■ **Extracted records**
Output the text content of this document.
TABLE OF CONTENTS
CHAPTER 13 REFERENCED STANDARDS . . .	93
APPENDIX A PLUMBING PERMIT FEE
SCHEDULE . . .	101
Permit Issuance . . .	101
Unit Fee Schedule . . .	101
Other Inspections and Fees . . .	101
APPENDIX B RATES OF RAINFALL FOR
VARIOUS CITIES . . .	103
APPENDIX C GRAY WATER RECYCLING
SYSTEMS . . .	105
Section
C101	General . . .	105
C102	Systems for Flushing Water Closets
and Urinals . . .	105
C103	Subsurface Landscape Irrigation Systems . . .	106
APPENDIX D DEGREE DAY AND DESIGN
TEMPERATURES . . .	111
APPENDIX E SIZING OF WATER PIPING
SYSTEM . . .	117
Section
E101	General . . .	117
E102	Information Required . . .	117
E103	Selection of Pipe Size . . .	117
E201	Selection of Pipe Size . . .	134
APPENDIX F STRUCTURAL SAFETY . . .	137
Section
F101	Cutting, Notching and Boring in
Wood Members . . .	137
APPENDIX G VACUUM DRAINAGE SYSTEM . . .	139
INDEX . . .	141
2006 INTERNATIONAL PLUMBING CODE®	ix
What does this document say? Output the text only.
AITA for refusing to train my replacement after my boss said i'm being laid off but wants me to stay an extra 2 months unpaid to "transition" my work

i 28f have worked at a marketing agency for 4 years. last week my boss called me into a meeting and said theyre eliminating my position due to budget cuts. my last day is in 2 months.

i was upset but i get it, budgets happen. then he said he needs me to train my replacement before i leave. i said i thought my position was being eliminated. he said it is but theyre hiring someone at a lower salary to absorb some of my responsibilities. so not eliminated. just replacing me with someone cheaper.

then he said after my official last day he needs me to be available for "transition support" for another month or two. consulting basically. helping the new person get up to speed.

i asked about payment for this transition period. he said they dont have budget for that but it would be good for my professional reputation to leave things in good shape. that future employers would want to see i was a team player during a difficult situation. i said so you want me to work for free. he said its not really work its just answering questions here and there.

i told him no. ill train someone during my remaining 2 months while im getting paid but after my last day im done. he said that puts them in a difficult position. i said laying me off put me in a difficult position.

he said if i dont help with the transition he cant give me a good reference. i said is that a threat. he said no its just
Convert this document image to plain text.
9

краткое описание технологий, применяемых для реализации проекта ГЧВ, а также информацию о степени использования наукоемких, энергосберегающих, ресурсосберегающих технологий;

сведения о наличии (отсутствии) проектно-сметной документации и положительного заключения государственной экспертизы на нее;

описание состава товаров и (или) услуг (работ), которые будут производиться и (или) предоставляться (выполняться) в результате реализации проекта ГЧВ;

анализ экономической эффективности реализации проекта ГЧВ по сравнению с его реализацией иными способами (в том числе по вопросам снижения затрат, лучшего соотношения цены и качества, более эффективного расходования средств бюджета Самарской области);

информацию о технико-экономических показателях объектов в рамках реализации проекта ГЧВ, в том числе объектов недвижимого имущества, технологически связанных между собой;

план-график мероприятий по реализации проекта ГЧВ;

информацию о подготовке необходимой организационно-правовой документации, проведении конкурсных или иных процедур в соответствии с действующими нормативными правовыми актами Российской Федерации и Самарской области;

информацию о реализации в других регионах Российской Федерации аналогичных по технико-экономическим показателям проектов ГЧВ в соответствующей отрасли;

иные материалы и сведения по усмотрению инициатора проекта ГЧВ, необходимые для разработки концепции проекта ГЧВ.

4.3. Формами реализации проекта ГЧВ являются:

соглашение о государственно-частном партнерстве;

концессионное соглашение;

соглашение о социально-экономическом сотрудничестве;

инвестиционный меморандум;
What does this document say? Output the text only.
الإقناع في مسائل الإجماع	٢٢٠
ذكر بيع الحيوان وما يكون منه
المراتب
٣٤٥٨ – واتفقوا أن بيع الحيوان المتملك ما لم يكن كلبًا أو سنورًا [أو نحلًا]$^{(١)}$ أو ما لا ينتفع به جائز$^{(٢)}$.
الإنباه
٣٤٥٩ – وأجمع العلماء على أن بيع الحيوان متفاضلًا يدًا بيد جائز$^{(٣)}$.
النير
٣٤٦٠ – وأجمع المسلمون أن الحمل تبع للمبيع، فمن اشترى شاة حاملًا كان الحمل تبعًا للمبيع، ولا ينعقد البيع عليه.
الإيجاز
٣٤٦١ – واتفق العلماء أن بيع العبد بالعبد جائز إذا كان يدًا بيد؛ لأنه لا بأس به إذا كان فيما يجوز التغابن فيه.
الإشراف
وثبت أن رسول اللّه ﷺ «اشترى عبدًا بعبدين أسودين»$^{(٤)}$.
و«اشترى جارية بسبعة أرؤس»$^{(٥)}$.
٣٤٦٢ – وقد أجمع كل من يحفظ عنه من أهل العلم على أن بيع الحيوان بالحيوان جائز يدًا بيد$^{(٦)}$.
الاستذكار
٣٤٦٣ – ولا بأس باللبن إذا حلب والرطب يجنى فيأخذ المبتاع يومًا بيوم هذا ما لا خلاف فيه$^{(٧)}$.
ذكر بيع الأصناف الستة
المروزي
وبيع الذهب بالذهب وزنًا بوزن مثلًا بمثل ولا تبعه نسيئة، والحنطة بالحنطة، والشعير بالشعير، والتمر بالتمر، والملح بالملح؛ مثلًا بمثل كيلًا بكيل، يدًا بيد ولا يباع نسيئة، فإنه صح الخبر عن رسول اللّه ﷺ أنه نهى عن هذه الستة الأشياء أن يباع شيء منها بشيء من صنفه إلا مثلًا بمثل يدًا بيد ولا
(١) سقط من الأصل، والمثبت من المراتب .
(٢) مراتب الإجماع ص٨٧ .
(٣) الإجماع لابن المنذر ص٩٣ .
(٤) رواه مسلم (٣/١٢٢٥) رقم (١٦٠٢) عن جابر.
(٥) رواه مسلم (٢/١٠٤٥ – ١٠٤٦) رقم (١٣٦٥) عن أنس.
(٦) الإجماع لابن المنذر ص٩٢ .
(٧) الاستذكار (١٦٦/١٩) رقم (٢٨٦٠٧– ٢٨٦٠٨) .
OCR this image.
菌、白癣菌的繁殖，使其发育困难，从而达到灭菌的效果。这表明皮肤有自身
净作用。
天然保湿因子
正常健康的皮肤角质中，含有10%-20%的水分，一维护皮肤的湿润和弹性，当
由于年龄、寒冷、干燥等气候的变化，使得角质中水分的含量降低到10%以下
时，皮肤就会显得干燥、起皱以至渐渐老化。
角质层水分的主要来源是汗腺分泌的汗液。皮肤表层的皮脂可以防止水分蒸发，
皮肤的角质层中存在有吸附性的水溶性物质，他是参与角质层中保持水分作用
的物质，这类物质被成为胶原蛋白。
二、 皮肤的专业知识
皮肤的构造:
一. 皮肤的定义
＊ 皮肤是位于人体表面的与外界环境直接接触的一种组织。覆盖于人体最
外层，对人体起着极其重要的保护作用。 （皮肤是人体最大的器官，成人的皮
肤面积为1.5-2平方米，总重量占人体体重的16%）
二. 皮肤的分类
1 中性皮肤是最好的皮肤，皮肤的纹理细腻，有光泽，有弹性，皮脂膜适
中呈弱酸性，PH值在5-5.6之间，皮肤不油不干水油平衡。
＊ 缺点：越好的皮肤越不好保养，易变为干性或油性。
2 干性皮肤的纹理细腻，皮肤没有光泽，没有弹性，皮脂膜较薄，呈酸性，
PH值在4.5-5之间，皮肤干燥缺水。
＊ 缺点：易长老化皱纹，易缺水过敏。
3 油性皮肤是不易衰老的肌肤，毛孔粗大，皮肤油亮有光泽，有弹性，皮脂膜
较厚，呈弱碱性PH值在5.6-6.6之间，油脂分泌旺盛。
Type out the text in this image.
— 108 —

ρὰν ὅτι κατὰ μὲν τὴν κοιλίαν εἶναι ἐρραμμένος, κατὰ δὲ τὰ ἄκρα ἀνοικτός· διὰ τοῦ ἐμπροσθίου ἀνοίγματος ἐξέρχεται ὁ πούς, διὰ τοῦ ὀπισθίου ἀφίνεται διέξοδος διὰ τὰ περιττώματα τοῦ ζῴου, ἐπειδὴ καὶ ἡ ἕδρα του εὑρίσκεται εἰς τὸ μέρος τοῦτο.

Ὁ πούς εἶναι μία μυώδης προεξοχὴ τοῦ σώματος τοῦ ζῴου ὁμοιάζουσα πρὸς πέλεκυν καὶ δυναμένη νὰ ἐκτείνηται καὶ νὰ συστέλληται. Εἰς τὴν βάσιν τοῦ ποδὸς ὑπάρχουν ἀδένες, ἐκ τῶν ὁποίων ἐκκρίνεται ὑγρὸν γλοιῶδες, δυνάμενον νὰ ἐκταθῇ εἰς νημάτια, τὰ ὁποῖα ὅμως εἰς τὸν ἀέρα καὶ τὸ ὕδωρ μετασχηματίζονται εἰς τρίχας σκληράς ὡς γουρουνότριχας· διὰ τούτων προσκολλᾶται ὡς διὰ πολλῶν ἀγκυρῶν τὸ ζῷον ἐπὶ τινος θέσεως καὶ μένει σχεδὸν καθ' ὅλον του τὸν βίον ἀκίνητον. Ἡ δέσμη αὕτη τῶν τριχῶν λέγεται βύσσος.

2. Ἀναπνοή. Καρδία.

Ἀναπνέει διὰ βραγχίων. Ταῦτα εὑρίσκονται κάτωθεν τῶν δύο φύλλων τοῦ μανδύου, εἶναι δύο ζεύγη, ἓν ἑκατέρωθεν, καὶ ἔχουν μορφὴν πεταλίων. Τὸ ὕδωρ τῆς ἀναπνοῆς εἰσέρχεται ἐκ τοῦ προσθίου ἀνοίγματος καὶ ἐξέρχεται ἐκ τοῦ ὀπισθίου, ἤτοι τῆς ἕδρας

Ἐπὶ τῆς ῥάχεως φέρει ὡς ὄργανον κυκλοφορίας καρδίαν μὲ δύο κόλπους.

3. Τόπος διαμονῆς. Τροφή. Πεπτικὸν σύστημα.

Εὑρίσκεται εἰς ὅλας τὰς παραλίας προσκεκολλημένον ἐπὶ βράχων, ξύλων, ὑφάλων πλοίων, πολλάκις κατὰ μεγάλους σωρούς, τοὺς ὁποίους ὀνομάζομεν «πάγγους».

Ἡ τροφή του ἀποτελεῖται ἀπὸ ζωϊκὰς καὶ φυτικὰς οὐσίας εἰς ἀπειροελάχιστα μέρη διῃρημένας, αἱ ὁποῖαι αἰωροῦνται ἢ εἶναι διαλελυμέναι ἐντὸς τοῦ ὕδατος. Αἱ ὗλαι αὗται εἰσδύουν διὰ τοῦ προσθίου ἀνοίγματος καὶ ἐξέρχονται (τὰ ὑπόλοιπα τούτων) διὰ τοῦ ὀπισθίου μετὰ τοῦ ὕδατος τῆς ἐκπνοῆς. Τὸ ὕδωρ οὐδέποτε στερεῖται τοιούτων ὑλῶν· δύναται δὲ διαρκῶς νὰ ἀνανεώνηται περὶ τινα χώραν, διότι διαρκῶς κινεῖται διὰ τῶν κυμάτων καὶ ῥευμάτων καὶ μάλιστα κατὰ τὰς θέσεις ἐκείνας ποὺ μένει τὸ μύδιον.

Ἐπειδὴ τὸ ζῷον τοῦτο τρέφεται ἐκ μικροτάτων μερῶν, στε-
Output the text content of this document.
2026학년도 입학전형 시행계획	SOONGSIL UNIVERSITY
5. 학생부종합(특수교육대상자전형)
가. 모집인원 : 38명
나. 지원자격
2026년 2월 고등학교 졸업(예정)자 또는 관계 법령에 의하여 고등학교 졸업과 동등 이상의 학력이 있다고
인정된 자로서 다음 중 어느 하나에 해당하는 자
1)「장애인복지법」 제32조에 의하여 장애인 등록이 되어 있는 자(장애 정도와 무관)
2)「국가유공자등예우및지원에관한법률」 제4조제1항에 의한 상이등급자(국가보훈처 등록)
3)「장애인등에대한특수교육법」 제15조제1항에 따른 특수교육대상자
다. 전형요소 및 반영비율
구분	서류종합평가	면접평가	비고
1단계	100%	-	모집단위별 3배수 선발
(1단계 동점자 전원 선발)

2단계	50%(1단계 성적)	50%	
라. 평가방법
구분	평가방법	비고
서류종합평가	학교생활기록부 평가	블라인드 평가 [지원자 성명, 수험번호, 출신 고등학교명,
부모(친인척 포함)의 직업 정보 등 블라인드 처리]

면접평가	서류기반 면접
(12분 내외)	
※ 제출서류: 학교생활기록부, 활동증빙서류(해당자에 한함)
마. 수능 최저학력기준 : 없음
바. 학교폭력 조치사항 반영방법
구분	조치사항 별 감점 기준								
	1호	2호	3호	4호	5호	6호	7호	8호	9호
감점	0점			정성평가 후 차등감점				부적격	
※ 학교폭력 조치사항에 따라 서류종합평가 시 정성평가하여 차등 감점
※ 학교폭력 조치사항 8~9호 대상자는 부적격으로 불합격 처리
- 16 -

■ **Given instruction**
Give the number of lines in the listing above that hold the string "العلماء", with nothing else.

■ **Answer to this problem**
2